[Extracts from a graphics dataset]
+ + +
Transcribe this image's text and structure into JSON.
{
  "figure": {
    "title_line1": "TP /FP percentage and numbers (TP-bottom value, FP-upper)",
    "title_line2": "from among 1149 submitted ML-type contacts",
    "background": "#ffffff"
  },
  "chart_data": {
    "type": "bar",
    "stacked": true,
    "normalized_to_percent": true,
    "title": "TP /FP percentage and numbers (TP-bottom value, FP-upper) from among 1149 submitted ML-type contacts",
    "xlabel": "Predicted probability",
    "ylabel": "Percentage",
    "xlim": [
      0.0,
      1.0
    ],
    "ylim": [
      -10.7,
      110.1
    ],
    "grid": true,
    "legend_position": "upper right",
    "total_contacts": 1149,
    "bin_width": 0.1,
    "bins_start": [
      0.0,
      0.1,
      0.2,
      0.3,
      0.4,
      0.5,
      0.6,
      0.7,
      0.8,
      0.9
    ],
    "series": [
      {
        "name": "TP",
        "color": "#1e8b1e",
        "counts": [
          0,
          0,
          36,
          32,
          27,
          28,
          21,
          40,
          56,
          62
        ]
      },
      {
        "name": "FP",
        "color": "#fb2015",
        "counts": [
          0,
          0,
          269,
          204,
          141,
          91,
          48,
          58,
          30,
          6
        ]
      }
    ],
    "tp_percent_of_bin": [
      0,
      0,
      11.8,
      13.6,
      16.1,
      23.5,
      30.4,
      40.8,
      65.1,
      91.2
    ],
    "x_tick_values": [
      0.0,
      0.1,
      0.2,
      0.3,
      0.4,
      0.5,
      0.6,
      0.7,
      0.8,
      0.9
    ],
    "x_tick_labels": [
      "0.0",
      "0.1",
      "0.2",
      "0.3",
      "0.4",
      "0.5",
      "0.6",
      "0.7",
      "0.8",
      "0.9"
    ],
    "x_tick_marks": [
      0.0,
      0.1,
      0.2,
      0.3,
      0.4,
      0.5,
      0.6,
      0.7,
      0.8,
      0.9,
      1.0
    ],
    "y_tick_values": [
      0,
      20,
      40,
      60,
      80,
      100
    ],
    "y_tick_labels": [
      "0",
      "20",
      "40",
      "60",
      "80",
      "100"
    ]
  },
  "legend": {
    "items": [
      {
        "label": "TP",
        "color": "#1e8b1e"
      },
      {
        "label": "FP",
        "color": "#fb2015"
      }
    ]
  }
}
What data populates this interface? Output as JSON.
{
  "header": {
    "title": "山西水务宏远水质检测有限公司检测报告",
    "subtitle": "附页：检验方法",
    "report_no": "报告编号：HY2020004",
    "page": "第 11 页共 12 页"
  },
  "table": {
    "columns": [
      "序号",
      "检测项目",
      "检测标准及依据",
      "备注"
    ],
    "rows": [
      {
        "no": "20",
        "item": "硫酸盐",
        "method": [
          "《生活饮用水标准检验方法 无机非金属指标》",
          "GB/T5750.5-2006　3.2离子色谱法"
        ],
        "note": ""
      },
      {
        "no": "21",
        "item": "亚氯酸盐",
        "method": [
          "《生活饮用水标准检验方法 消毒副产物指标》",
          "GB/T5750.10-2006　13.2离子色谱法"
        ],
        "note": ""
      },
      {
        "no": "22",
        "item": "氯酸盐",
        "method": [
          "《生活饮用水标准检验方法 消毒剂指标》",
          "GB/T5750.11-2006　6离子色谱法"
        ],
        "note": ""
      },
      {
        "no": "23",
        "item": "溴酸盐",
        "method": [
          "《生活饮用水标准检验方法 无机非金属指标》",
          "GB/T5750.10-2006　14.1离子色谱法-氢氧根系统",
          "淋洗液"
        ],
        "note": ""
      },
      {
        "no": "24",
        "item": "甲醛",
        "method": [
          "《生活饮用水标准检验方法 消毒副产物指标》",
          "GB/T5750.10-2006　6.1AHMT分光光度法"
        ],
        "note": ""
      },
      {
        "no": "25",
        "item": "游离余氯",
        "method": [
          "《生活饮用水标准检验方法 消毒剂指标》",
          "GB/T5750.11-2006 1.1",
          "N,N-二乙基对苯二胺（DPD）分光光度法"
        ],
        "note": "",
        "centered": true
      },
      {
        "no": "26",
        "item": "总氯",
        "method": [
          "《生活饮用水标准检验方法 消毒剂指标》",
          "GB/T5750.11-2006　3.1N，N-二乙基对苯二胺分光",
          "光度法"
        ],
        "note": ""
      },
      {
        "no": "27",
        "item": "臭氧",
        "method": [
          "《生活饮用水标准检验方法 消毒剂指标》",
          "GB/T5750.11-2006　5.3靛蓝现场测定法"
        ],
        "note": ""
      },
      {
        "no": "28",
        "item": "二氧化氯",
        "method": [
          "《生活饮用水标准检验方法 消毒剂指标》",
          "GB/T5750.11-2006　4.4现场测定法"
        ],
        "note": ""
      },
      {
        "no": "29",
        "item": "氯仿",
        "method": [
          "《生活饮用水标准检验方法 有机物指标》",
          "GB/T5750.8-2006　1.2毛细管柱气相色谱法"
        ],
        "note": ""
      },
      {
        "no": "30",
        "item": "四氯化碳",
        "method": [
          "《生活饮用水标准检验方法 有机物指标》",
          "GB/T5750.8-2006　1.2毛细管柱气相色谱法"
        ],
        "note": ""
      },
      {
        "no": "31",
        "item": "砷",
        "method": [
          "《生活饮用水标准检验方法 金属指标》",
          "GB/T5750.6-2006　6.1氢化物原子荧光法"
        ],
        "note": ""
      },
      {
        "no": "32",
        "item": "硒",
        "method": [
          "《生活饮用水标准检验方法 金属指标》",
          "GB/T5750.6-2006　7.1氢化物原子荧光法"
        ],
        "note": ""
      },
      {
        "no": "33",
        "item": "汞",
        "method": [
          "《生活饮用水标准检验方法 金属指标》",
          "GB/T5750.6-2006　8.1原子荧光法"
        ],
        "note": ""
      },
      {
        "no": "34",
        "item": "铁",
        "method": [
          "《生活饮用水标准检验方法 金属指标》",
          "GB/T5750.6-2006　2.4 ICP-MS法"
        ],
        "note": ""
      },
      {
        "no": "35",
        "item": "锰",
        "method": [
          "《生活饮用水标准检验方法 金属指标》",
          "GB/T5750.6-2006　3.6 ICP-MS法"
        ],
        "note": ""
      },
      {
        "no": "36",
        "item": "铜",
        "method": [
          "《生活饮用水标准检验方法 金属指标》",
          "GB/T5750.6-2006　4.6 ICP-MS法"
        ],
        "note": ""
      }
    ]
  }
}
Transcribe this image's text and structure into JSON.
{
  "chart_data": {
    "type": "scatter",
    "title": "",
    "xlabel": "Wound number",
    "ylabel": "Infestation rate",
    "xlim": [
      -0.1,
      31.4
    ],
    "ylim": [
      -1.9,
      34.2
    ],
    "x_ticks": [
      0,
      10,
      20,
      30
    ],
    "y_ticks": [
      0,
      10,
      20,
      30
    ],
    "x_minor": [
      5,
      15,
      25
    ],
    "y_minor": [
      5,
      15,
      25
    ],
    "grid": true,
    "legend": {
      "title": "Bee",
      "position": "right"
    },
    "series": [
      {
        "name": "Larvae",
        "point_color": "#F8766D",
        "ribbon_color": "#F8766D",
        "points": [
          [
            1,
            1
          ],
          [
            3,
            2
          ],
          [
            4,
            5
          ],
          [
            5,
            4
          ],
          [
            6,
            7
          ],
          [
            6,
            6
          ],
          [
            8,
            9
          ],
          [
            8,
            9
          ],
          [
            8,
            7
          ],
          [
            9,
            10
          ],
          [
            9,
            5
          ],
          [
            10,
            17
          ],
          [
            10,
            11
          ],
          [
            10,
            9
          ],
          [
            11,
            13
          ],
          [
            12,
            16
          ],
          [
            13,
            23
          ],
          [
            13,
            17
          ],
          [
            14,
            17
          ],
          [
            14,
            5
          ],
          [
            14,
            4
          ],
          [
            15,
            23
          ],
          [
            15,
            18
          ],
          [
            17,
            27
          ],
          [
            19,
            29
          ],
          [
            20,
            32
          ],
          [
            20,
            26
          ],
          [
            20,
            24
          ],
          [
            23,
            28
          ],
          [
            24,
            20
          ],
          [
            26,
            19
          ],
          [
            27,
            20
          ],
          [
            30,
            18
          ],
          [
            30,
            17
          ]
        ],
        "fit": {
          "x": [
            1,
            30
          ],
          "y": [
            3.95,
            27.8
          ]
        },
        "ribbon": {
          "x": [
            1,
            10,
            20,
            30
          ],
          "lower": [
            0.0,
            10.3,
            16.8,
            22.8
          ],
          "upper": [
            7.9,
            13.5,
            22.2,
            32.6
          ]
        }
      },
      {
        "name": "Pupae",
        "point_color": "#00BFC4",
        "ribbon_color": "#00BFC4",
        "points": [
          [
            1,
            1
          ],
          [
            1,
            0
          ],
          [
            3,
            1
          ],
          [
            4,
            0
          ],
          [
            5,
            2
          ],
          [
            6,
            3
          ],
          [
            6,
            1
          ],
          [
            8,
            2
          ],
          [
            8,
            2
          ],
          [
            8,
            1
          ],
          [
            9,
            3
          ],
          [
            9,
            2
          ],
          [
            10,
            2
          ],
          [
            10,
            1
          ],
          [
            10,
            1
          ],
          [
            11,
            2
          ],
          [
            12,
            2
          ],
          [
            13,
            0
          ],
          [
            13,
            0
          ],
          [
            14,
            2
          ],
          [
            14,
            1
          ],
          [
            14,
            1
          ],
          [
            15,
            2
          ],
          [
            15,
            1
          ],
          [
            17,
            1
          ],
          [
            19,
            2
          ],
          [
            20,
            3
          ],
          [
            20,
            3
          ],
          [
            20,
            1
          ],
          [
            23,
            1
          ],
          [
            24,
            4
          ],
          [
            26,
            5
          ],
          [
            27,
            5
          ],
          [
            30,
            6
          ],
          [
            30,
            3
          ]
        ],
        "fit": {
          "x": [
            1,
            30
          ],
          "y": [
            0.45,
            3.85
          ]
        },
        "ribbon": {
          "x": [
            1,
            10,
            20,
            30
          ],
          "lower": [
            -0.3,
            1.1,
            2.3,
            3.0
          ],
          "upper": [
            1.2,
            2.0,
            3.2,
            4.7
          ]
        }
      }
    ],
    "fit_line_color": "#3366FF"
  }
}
+ + +
== GIVEN INSTRUCTION ==
Scan the lines for the string "numbers". Pick out every line that has it.

== THE REPLY ==
    "title_line1": "TP /FP percentage and numbers (TP-bottom value, FP-upper)",
    "title": "TP /FP percentage and numbers (TP-bottom value, FP-upper) from among 1149 submitted ML-type contacts",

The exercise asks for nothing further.